- [Directions]
Single out the lines of the material that contain "SOLIDWORKS" and copy them.

- [Supplied data]
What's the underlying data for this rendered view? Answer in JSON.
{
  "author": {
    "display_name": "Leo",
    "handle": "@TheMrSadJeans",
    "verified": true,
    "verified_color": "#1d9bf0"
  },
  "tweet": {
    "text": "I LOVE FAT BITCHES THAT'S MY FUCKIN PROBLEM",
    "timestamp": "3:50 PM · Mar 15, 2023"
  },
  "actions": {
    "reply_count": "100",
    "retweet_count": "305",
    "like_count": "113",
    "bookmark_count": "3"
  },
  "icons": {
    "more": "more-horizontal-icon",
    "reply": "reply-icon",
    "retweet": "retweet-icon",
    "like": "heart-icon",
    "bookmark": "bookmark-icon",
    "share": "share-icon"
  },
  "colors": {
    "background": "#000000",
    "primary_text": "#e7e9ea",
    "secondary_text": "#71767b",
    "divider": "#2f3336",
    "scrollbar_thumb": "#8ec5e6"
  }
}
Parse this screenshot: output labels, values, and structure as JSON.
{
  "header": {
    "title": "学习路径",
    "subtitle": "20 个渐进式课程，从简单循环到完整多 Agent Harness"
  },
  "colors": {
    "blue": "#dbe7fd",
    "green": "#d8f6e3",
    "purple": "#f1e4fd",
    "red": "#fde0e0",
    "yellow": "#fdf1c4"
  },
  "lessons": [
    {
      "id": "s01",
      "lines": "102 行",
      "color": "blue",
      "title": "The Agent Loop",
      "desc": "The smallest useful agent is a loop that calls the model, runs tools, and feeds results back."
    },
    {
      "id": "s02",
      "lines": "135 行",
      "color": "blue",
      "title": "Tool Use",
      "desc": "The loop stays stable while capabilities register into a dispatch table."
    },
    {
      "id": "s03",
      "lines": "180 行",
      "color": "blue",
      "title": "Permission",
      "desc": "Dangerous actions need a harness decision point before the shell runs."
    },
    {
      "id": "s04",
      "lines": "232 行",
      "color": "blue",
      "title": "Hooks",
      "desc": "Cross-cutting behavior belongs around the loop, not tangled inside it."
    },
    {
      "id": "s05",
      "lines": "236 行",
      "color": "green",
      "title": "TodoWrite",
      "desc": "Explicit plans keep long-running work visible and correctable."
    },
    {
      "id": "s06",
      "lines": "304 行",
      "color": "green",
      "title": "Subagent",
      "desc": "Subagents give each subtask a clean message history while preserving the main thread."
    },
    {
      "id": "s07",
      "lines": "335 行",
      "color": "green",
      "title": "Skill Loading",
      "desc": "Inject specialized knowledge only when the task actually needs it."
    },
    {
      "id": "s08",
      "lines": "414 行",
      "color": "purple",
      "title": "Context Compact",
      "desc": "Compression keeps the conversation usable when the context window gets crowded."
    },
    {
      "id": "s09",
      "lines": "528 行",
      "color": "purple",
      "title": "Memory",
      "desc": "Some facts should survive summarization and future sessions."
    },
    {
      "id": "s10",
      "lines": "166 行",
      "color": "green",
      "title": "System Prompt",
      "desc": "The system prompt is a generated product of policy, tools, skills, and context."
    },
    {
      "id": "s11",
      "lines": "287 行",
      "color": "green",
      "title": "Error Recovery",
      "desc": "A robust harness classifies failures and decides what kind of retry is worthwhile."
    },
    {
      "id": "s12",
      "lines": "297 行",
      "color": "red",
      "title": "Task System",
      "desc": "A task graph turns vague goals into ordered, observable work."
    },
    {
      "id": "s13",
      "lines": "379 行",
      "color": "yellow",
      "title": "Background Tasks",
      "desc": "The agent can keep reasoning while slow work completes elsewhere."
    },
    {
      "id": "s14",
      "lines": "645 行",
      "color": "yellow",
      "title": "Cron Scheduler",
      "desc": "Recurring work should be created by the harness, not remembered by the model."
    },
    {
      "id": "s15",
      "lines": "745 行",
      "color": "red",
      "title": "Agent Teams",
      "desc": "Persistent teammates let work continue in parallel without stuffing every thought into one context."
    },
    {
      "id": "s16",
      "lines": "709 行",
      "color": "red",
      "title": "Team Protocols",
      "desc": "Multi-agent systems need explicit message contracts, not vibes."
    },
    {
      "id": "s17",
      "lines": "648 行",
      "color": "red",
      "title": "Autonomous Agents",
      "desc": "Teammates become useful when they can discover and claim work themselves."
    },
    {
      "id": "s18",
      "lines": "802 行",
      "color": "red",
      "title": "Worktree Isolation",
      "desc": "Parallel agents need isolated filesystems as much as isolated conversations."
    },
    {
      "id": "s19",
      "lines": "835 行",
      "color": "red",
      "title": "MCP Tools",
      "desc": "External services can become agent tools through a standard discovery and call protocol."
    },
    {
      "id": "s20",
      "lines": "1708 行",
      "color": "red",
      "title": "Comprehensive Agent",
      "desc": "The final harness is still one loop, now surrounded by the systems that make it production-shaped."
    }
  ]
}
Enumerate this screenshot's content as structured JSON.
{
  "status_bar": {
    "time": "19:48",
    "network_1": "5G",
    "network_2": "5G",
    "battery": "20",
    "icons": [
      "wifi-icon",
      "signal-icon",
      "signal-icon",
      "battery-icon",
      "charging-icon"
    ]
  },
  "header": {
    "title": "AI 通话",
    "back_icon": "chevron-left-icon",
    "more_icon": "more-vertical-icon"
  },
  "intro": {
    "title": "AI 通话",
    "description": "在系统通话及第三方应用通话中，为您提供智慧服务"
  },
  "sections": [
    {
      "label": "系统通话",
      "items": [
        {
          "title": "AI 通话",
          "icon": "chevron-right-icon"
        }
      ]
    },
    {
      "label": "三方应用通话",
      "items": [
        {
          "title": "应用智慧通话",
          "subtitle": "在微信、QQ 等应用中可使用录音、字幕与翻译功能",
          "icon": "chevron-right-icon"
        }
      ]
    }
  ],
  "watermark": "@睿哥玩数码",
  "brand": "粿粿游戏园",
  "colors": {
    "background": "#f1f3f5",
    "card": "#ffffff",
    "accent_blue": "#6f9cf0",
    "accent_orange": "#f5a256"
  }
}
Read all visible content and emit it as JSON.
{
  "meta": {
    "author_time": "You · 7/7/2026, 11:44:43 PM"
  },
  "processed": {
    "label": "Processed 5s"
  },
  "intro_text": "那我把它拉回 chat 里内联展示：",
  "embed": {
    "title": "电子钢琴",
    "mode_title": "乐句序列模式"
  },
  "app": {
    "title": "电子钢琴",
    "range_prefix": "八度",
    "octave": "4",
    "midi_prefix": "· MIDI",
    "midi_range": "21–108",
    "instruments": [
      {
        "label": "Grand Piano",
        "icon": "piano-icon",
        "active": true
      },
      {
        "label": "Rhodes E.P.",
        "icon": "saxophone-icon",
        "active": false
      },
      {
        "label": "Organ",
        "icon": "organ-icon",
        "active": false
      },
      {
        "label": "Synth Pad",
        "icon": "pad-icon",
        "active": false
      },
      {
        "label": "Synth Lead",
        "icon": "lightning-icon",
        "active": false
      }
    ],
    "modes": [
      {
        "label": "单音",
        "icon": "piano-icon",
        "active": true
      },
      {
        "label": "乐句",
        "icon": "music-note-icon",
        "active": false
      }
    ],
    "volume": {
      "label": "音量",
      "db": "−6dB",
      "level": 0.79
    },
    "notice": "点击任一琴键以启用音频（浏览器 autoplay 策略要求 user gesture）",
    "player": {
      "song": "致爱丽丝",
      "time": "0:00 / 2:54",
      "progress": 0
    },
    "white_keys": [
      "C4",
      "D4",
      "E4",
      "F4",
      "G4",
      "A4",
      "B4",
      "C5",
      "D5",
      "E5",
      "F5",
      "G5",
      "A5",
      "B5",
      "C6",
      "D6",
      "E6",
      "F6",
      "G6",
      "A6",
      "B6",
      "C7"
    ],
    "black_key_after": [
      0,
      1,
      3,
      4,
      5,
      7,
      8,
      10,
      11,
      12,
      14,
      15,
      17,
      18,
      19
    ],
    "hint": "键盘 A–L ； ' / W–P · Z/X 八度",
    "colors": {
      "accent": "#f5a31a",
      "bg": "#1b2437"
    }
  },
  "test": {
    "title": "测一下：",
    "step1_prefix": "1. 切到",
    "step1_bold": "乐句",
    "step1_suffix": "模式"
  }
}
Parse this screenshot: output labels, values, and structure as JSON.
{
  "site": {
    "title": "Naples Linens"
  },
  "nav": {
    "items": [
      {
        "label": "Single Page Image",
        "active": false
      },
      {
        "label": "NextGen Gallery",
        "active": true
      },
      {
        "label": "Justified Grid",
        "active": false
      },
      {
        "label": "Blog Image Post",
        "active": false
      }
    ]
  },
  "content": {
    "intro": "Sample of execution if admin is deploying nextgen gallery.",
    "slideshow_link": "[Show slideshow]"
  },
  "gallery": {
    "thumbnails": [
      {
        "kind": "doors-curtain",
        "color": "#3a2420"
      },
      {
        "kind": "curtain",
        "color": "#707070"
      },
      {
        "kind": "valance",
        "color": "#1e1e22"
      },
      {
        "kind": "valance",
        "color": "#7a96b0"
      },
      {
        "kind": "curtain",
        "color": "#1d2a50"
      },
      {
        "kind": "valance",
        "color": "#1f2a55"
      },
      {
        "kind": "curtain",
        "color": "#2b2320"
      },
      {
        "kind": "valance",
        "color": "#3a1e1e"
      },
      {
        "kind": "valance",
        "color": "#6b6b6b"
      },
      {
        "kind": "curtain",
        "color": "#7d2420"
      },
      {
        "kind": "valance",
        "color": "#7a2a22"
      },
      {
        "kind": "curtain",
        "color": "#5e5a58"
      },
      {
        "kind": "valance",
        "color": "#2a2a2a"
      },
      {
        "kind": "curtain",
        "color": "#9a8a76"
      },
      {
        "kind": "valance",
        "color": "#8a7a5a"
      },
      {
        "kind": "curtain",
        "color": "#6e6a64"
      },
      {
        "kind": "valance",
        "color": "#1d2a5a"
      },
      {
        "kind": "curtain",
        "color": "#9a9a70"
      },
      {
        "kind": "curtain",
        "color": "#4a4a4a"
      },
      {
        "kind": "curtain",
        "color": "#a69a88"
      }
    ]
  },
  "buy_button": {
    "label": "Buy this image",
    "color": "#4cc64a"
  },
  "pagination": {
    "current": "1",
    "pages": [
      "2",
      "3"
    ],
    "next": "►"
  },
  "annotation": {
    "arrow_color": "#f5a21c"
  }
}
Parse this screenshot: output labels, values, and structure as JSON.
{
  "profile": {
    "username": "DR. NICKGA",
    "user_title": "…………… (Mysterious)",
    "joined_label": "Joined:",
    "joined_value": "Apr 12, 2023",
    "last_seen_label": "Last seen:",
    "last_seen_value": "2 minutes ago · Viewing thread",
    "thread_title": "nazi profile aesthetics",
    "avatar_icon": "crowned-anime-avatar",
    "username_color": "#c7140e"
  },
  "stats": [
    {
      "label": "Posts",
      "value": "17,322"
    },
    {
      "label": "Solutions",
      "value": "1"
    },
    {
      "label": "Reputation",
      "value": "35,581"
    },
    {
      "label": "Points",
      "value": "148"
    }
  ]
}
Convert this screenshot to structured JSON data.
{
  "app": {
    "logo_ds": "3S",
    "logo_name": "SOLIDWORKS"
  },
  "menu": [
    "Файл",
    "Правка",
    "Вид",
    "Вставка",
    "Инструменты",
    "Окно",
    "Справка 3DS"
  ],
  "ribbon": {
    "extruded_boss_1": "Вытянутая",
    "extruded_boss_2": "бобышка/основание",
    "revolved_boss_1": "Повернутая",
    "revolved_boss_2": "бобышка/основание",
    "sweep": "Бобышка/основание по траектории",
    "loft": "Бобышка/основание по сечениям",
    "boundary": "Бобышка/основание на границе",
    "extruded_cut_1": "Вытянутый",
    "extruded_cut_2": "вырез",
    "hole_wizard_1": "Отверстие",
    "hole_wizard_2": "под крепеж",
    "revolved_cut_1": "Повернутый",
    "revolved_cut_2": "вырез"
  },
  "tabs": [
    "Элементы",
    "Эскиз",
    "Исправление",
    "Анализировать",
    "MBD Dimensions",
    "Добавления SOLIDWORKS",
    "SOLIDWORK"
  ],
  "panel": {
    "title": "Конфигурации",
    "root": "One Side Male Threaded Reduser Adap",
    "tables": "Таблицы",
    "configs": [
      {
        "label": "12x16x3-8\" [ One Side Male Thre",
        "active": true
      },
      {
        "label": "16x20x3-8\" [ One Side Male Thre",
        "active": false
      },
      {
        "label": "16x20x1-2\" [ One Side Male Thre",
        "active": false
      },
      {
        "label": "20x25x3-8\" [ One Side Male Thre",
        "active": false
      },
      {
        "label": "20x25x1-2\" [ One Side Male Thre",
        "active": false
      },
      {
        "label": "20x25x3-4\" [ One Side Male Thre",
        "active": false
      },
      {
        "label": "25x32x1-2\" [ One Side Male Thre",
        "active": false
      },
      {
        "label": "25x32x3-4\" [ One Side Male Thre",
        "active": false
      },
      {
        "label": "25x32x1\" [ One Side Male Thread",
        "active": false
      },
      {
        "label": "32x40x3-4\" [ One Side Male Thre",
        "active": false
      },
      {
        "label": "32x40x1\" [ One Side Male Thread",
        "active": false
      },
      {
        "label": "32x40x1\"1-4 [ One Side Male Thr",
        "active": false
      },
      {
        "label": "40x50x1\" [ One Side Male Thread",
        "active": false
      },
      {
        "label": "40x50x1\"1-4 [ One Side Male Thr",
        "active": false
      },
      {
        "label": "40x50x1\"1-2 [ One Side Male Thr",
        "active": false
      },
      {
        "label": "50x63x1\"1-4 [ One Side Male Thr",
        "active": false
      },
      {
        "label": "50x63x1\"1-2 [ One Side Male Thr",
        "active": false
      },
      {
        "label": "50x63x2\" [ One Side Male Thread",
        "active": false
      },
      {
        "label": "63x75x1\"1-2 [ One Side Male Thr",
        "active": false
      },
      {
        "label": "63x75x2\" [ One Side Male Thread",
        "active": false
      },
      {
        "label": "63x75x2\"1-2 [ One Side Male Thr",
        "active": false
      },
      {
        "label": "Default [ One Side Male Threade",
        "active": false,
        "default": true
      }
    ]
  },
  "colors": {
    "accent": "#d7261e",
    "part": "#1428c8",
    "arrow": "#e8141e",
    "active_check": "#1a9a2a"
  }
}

- [Solution to this problem]
    "logo_name": "SOLIDWORKS"
    "Добавления SOLIDWORKS",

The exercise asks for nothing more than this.